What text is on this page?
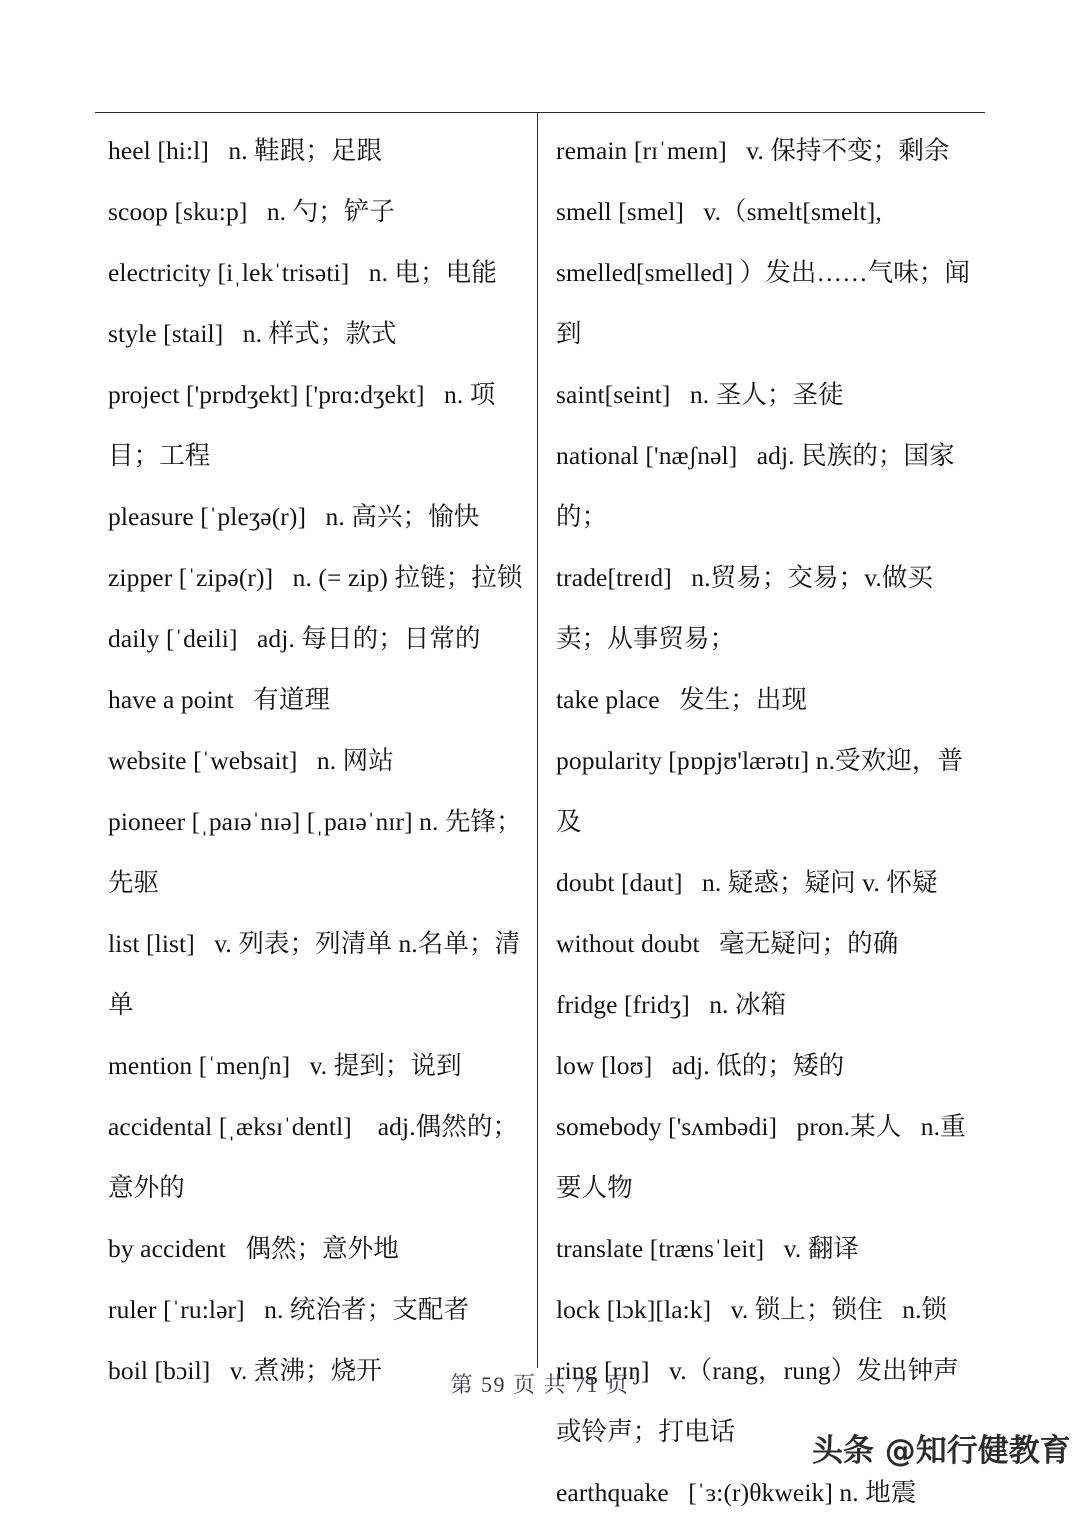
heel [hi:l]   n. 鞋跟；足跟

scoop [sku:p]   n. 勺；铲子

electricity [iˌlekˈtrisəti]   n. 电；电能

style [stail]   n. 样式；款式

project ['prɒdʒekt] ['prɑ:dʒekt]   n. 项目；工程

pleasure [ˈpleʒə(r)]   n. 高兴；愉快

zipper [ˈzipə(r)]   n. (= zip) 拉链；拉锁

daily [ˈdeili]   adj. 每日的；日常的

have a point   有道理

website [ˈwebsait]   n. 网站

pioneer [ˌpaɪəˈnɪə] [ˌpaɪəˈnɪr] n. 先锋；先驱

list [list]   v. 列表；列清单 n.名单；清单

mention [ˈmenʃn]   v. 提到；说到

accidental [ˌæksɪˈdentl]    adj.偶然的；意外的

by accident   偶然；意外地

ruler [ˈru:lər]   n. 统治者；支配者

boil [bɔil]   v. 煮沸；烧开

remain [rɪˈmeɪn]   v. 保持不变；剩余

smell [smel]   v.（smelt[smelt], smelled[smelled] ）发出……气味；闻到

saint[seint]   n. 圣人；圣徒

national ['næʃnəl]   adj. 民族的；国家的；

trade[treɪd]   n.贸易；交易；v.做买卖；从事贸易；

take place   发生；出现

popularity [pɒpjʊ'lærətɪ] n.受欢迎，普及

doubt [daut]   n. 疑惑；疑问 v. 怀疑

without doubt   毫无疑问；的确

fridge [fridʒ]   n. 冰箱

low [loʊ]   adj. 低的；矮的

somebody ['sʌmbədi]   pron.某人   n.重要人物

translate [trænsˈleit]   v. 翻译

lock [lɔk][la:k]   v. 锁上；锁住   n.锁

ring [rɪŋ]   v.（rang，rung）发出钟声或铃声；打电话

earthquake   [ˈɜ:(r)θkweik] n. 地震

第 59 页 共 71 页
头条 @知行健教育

____________________

Copy out all lines that carry the word "doubt".

doubt [daut]   n. 疑惑；疑问 v. 怀疑
without doubt   毫无疑问；的确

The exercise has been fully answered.